Your task is to repeat the lines below exactly, excluding any pictures they contain.

^^^^^^^^

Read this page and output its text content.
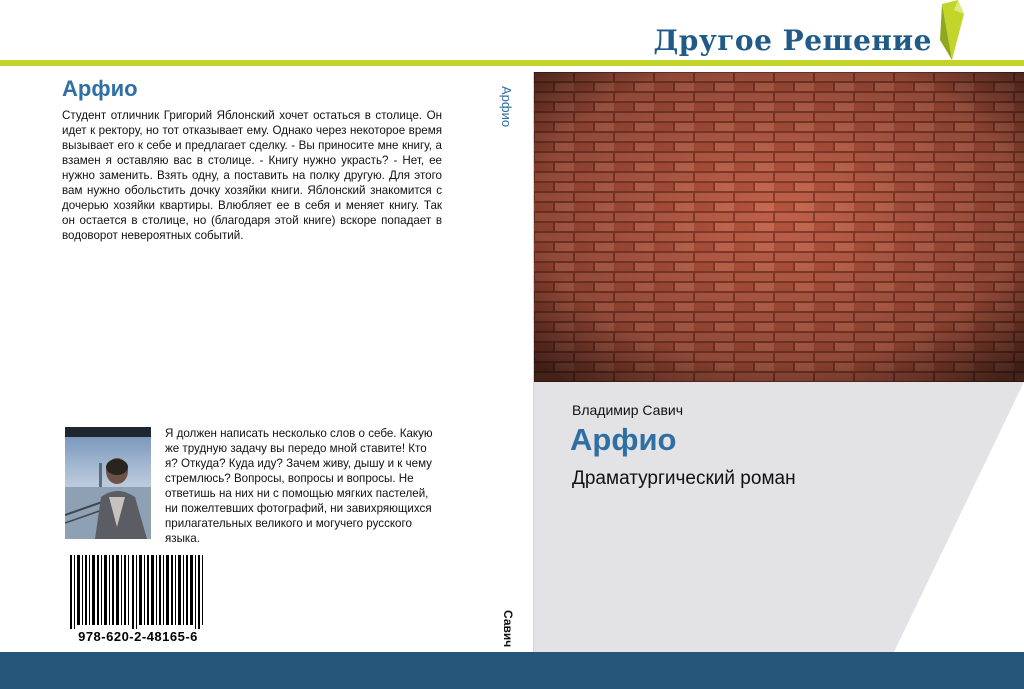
Другое Решение
Арфио
Студент отличник Григорий Яблонский хочет остаться в столице. Он идет к ректору, но тот отказывает ему. Однако через некоторое время вызывает его к себе и предлагает сделку. - Вы приносите мне книгу, а взамен я оставляю вас в столице. - Книгу нужно украсть? - Нет, ее нужно заменить. Взять одну, а поставить на полку другую. Для этого вам нужно обольстить дочку хозяйки книги. Яблонский знакомится с дочерью хозяйки квартиры. Влюбляет ее в себя и меняет книгу. Так он остается в столице, но (благодаря этой книге) вскоре попадает в водоворот невероятных событий.
Я должен написать несколько слов о себе. Какую же трудную задачу вы передо мной ставите! Кто я? Откуда? Куда иду? Зачем живу, дышу и к чему стремлюсь? Вопросы, вопросы и вопросы. Не ответишь на них ни с помощью мягких пастелей, ни пожелтевших фотографий, ни завихряющихся прилагательных великого и могучего русского языка.
978-620-2-48165-6
Арфио
Савич
Владимир Савич
Арфио
Драматургический роман
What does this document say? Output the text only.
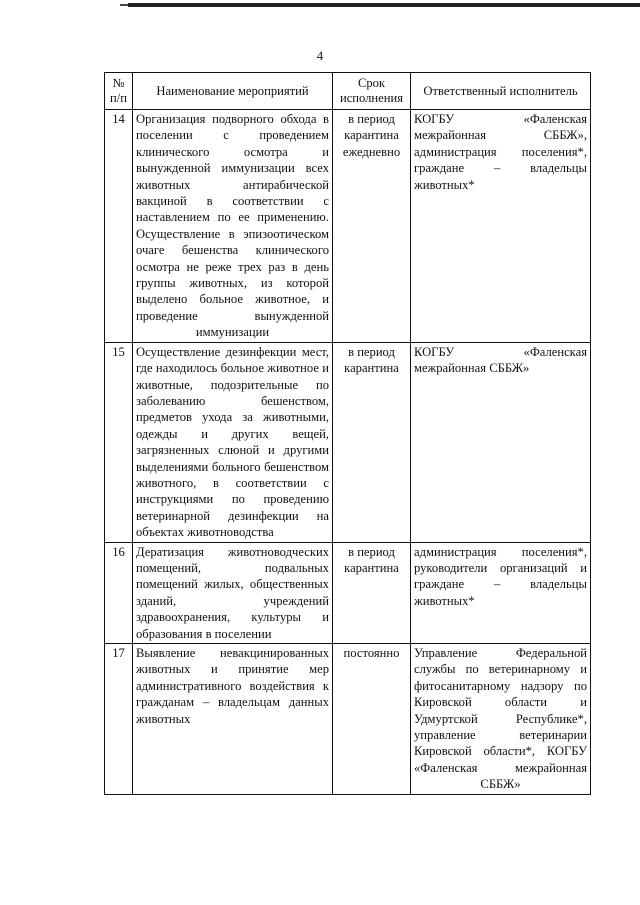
4
№ п/п	Наименование мероприятий	Срок исполнения	Ответственный исполнитель
14	Организация подворного обхода в поселении с проведением клинического осмотра и вынужденной иммунизации всех животных антирабической вакциной в соответствии с наставлением по ее применению. Осуществление в эпизоотическом очаге бешенства клинического осмотра не реже трех раз в день группы животных, из которой выделено больное животное, и проведение вынужденной иммунизации	в период карантина ежедневно	КОГБУ «Фаленская межрайонная СББЖ», администрация поселения*, граждане – владельцы животных*
15	Осуществление дезинфекции мест, где находилось больное животное и животные, подозрительные по заболеванию бешенством, предметов ухода за животными, одежды и других вещей, загрязненных слюной и другими выделениями больного бешенством животного, в соответствии с инструкциями по проведению ветеринарной дезинфекции на объектах животноводства	в период карантина	КОГБУ «Фаленская межрайонная СББЖ»
16	Дератизация животноводческих помещений, подвальных помещений жилых, общественных зданий, учреждений здравоохранения, культуры и образования в поселении	в период карантина	администрация поселения*, руководители организаций и граждане – владельцы животных*
17	Выявление невакцинированных животных и принятие мер административного воздействия к гражданам – владельцам данных животных	постоянно	Управление Федеральной службы по ветеринарному и фитосанитарному надзору по Кировской области и Удмуртской Республике*, управление ветеринарии Кировской области*, КОГБУ «Фаленская межрайонная СББЖ»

^^^^^^^^

Exercise response =>
Read this page and output its text content.
Другое Решение
Арфио
Студент отличник Григорий Яблонский хочет остаться в столице. Он идет к ректору, но тот отказывает ему. Однако через некоторое время вызывает его к себе и предлагает сделку. - Вы приносите мне книгу, а взамен я оставляю вас в столице. - Книгу нужно украсть? - Нет, ее нужно заменить. Взять одну, а поставить на полку другую. Для этого вам нужно обольстить дочку хозяйки книги. Яблонский знакомится с дочерью хозяйки квартиры. Влюбляет ее в себя и меняет книгу. Так он остается в столице, но (благодаря этой книге) вскоре попадает в водоворот невероятных событий.
Я должен написать несколько слов о себе. Какую же трудную задачу вы передо мной ставите! Кто я? Откуда? Куда иду? Зачем живу, дышу и к чему стремлюсь? Вопросы, вопросы и вопросы. Не ответишь на них ни с помощью мягких пастелей, ни пожелтевших фотографий, ни завихряющихся прилагательных великого и могучего русского языка.
978-620-2-48165-6
Арфио
Савич
Владимир Савич
Арфио
Драматургический роман
What does this document say? Output the text only.
4
№ п/п	Наименование мероприятий	Срок исполнения	Ответственный исполнитель
14	Организация подворного обхода в поселении с проведением клинического осмотра и вынужденной иммунизации всех животных антирабической вакциной в соответствии с наставлением по ее применению. Осуществление в эпизоотическом очаге бешенства клинического осмотра не реже трех раз в день группы животных, из которой выделено больное животное, и проведение вынужденной иммунизации	в период карантина ежедневно	КОГБУ «Фаленская межрайонная СББЖ», администрация поселения*, граждане – владельцы животных*
15	Осуществление дезинфекции мест, где находилось больное животное и животные, подозрительные по заболеванию бешенством, предметов ухода за животными, одежды и других вещей, загрязненных слюной и другими выделениями больного бешенством животного, в соответствии с инструкциями по проведению ветеринарной дезинфекции на объектах животноводства	в период карантина	КОГБУ «Фаленская межрайонная СББЖ»
16	Дератизация животноводческих помещений, подвальных помещений жилых, общественных зданий, учреждений здравоохранения, культуры и образования в поселении	в период карантина	администрация поселения*, руководители организаций и граждане – владельцы животных*
17	Выявление невакцинированных животных и принятие мер административного воздействия к гражданам – владельцам данных животных	постоянно	Управление Федеральной службы по ветеринарному и фитосанитарному надзору по Кировской области и Удмуртской Республике*, управление ветеринарии Кировской области*, КОГБУ «Фаленская межрайонная СББЖ»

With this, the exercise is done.